● **Problem description**:
Type out the data exactly as given. Skip any image.
-=-=-
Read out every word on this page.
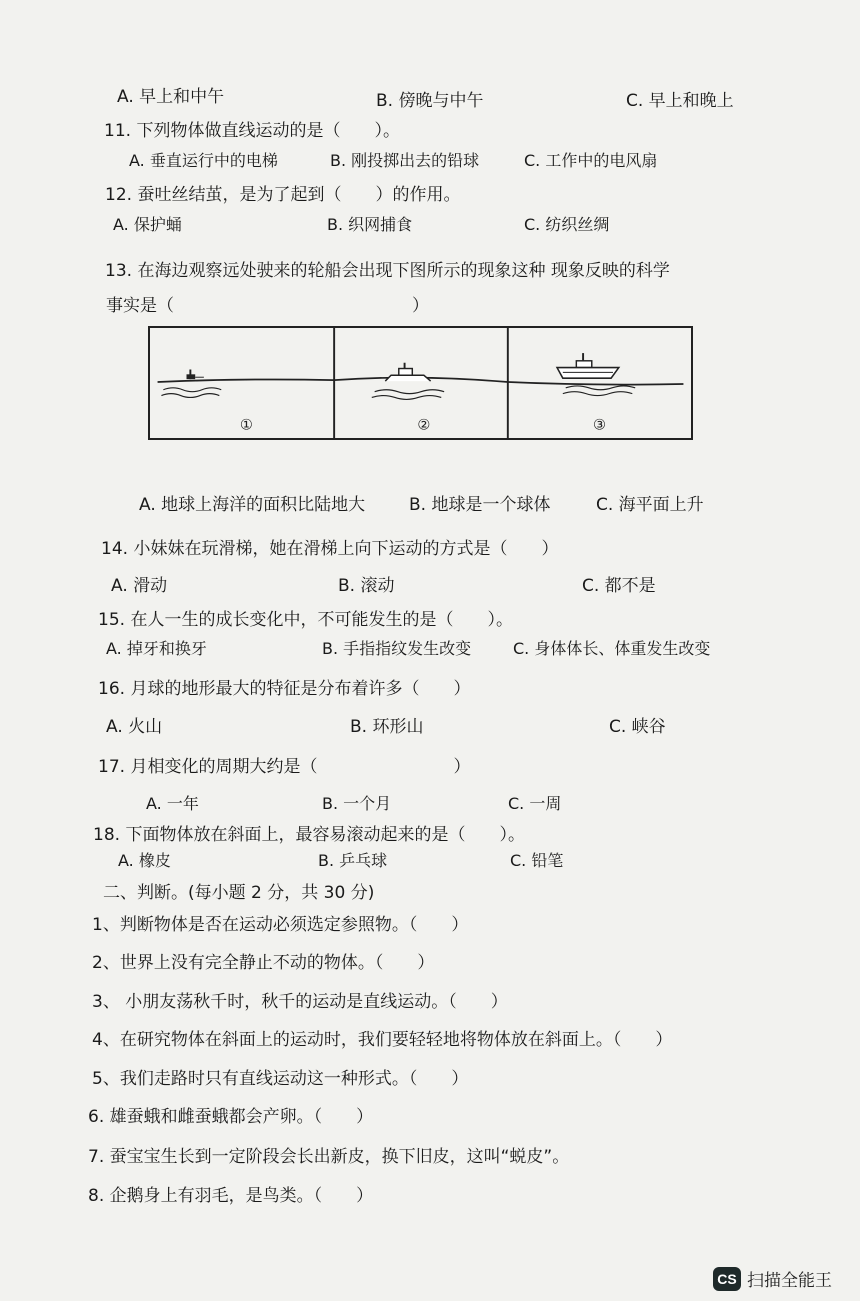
A. 早上和中午	B. 傍晚与中午	C. 早上和晚上
11. 下列物体做直线运动的是（　　）。
A. 垂直运行中的电梯	B. 刚投掷出去的铅球	C. 工作中的电风扇
12. 蚕吐丝结茧，是为了起到（　　）的作用。
A. 保护蛹	B. 织网捕食	C. 纺织丝绸
13. 在海边观察远处驶来的轮船会出现下图所示的现象这种 现象反映的科学
事实是（　　　　　　　　　　　　　　）
①	②	③
A. 地球上海洋的面积比陆地大	B. 地球是一个球体	C. 海平面上升
14. 小妹妹在玩滑梯，她在滑梯上向下运动的方式是（　　）
A. 滑动	B. 滚动	C. 都不是
15. 在人一生的成长变化中，不可能发生的是（　　）。
A. 掉牙和换牙	B. 手指指纹发生改变	C. 身体体长、体重发生改变
16. 月球的地形最大的特征是分布着许多（　　）
A. 火山	B. 环形山	C. 峡谷
17. 月相变化的周期大约是（　　　　　　　　）
A. 一年	B. 一个月	C. 一周
18. 下面物体放在斜面上，最容易滚动起来的是（　　）。
A. 橡皮	B. 乒乓球	C. 铅笔
二、判断。(每小题 2 分，共 30 分)
1、判断物体是否在运动必须选定参照物。（　　）
2、世界上没有完全静止不动的物体。（　　）
3、 小朋友荡秋千时，秋千的运动是直线运动。（　　）
4、在研究物体在斜面上的运动时，我们要轻轻地将物体放在斜面上。（　　）
5、我们走路时只有直线运动这一种形式。（　　）
6. 雄蚕蛾和雌蚕蛾都会产卵。（　　）
7. 蚕宝宝生长到一定阶段会长出新皮，换下旧皮，这叫“蜕皮”。
8. 企鹅身上有羽毛，是鸟类。（　　）
CS 扫描全能王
-=-=-
● **Solution**:
Read out every word on this page.
A. 早上和中午	B. 傍晚与中午	C. 早上和晚上
11. 下列物体做直线运动的是（　　）。
A. 垂直运行中的电梯	B. 刚投掷出去的铅球	C. 工作中的电风扇
12. 蚕吐丝结茧，是为了起到（　　）的作用。
A. 保护蛹	B. 织网捕食	C. 纺织丝绸
13. 在海边观察远处驶来的轮船会出现下图所示的现象这种 现象反映的科学
事实是（　　　　　　　　　　　　　　）
①	②	③
A. 地球上海洋的面积比陆地大	B. 地球是一个球体	C. 海平面上升
14. 小妹妹在玩滑梯，她在滑梯上向下运动的方式是（　　）
A. 滑动	B. 滚动	C. 都不是
15. 在人一生的成长变化中，不可能发生的是（　　）。
A. 掉牙和换牙	B. 手指指纹发生改变	C. 身体体长、体重发生改变
16. 月球的地形最大的特征是分布着许多（　　）
A. 火山	B. 环形山	C. 峡谷
17. 月相变化的周期大约是（　　　　　　　　）
A. 一年	B. 一个月	C. 一周
18. 下面物体放在斜面上，最容易滚动起来的是（　　）。
A. 橡皮	B. 乒乓球	C. 铅笔
二、判断。(每小题 2 分，共 30 分)
1、判断物体是否在运动必须选定参照物。（　　）
2、世界上没有完全静止不动的物体。（　　）
3、 小朋友荡秋千时，秋千的运动是直线运动。（　　）
4、在研究物体在斜面上的运动时，我们要轻轻地将物体放在斜面上。（　　）
5、我们走路时只有直线运动这一种形式。（　　）
6. 雄蚕蛾和雌蚕蛾都会产卵。（　　）
7. 蚕宝宝生长到一定阶段会长出新皮，换下旧皮，这叫“蜕皮”。
8. 企鹅身上有羽毛，是鸟类。（　　）
CS 扫描全能王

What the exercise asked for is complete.